### EXERCISE OBJECTIVE
Reproduce the listing below character for character; drop every image.

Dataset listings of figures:
--
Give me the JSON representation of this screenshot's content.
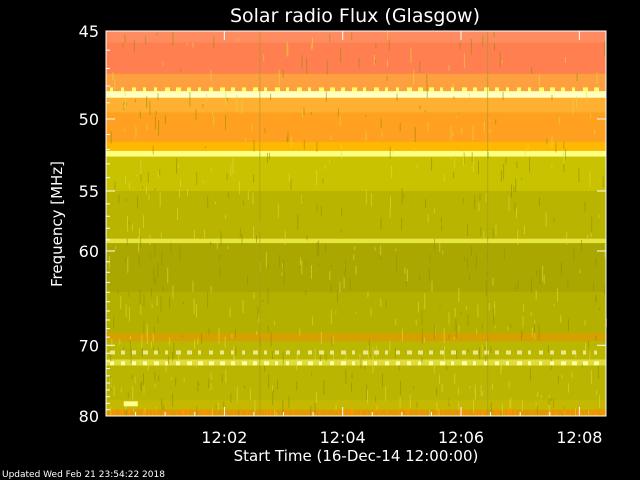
{
  "chart_data": {
    "type": "heatmap",
    "title": "Solar radio Flux (Glasgow)",
    "xlabel": "Start Time (16-Dec-14 12:00:00)",
    "ylabel": "Frequency [MHz]",
    "x_ticks": [
      "12:02",
      "12:04",
      "12:06",
      "12:08"
    ],
    "x_tick_minutes": [
      2,
      4,
      6,
      8
    ],
    "xlim_minutes": [
      0,
      8.45
    ],
    "y_ticks": [
      45,
      50,
      55,
      60,
      70,
      80
    ],
    "ylim": [
      45,
      80
    ],
    "y_scale": "reciprocal",
    "colormap": [
      "#b3b300",
      "#d4d000",
      "#ffa500",
      "#ff7f50",
      "#ffff80",
      "#ffffff"
    ],
    "frame_color": "#ffffff",
    "segment_breaks_minutes": [
      2.6,
      6.45
    ],
    "bands": [
      {
        "f_from": 45.0,
        "f_to": 45.6,
        "color": "#ff8c60"
      },
      {
        "f_from": 45.6,
        "f_to": 47.3,
        "color": "#ff7f50"
      },
      {
        "f_from": 47.3,
        "f_to": 48.3,
        "color": "#ffa040"
      },
      {
        "f_from": 48.3,
        "f_to": 48.7,
        "color": "#ffffc0"
      },
      {
        "f_from": 48.7,
        "f_to": 49.6,
        "color": "#ffb030"
      },
      {
        "f_from": 49.6,
        "f_to": 51.5,
        "color": "#ffa020"
      },
      {
        "f_from": 51.5,
        "f_to": 52.1,
        "color": "#ffb800"
      },
      {
        "f_from": 52.1,
        "f_to": 52.5,
        "color": "#ffff80"
      },
      {
        "f_from": 52.5,
        "f_to": 55.0,
        "color": "#c8c200"
      },
      {
        "f_from": 55.0,
        "f_to": 58.9,
        "color": "#b8b400"
      },
      {
        "f_from": 58.9,
        "f_to": 59.3,
        "color": "#e6e640"
      },
      {
        "f_from": 59.3,
        "f_to": 64.0,
        "color": "#aaa800"
      },
      {
        "f_from": 64.0,
        "f_to": 68.5,
        "color": "#b3b000"
      },
      {
        "f_from": 68.5,
        "f_to": 69.5,
        "color": "#d6a000"
      },
      {
        "f_from": 69.5,
        "f_to": 71.8,
        "color": "#bbb600"
      },
      {
        "f_from": 71.8,
        "f_to": 72.6,
        "color": "#e0dc40"
      },
      {
        "f_from": 72.6,
        "f_to": 77.5,
        "color": "#b9b500"
      },
      {
        "f_from": 77.5,
        "f_to": 79.0,
        "color": "#c4b800"
      },
      {
        "f_from": 79.0,
        "f_to": 80.0,
        "color": "#e09a00"
      }
    ],
    "footer": "Updated Wed Feb 21 23:54:22 2018"
  }
}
--
### SOLUTION TO THE EXERCISE
Give me the JSON representation of this screenshot's content.
{
  "chart_data": {
    "type": "heatmap",
    "title": "Solar radio Flux (Glasgow)",
    "xlabel": "Start Time (16-Dec-14 12:00:00)",
    "ylabel": "Frequency [MHz]",
    "x_ticks": [
      "12:02",
      "12:04",
      "12:06",
      "12:08"
    ],
    "x_tick_minutes": [
      2,
      4,
      6,
      8
    ],
    "xlim_minutes": [
      0,
      8.45
    ],
    "y_ticks": [
      45,
      50,
      55,
      60,
      70,
      80
    ],
    "ylim": [
      45,
      80
    ],
    "y_scale": "reciprocal",
    "colormap": [
      "#b3b300",
      "#d4d000",
      "#ffa500",
      "#ff7f50",
      "#ffff80",
      "#ffffff"
    ],
    "frame_color": "#ffffff",
    "segment_breaks_minutes": [
      2.6,
      6.45
    ],
    "bands": [
      {
        "f_from": 45.0,
        "f_to": 45.6,
        "color": "#ff8c60"
      },
      {
        "f_from": 45.6,
        "f_to": 47.3,
        "color": "#ff7f50"
      },
      {
        "f_from": 47.3,
        "f_to": 48.3,
        "color": "#ffa040"
      },
      {
        "f_from": 48.3,
        "f_to": 48.7,
        "color": "#ffffc0"
      },
      {
        "f_from": 48.7,
        "f_to": 49.6,
        "color": "#ffb030"
      },
      {
        "f_from": 49.6,
        "f_to": 51.5,
        "color": "#ffa020"
      },
      {
        "f_from": 51.5,
        "f_to": 52.1,
        "color": "#ffb800"
      },
      {
        "f_from": 52.1,
        "f_to": 52.5,
        "color": "#ffff80"
      },
      {
        "f_from": 52.5,
        "f_to": 55.0,
        "color": "#c8c200"
      },
      {
        "f_from": 55.0,
        "f_to": 58.9,
        "color": "#b8b400"
      },
      {
        "f_from": 58.9,
        "f_to": 59.3,
        "color": "#e6e640"
      },
      {
        "f_from": 59.3,
        "f_to": 64.0,
        "color": "#aaa800"
      },
      {
        "f_from": 64.0,
        "f_to": 68.5,
        "color": "#b3b000"
      },
      {
        "f_from": 68.5,
        "f_to": 69.5,
        "color": "#d6a000"
      },
      {
        "f_from": 69.5,
        "f_to": 71.8,
        "color": "#bbb600"
      },
      {
        "f_from": 71.8,
        "f_to": 72.6,
        "color": "#e0dc40"
      },
      {
        "f_from": 72.6,
        "f_to": 77.5,
        "color": "#b9b500"
      },
      {
        "f_from": 77.5,
        "f_to": 79.0,
        "color": "#c4b800"
      },
      {
        "f_from": 79.0,
        "f_to": 80.0,
        "color": "#e09a00"
      }
    ],
    "footer": "Updated Wed Feb 21 23:54:22 2018"
  }
}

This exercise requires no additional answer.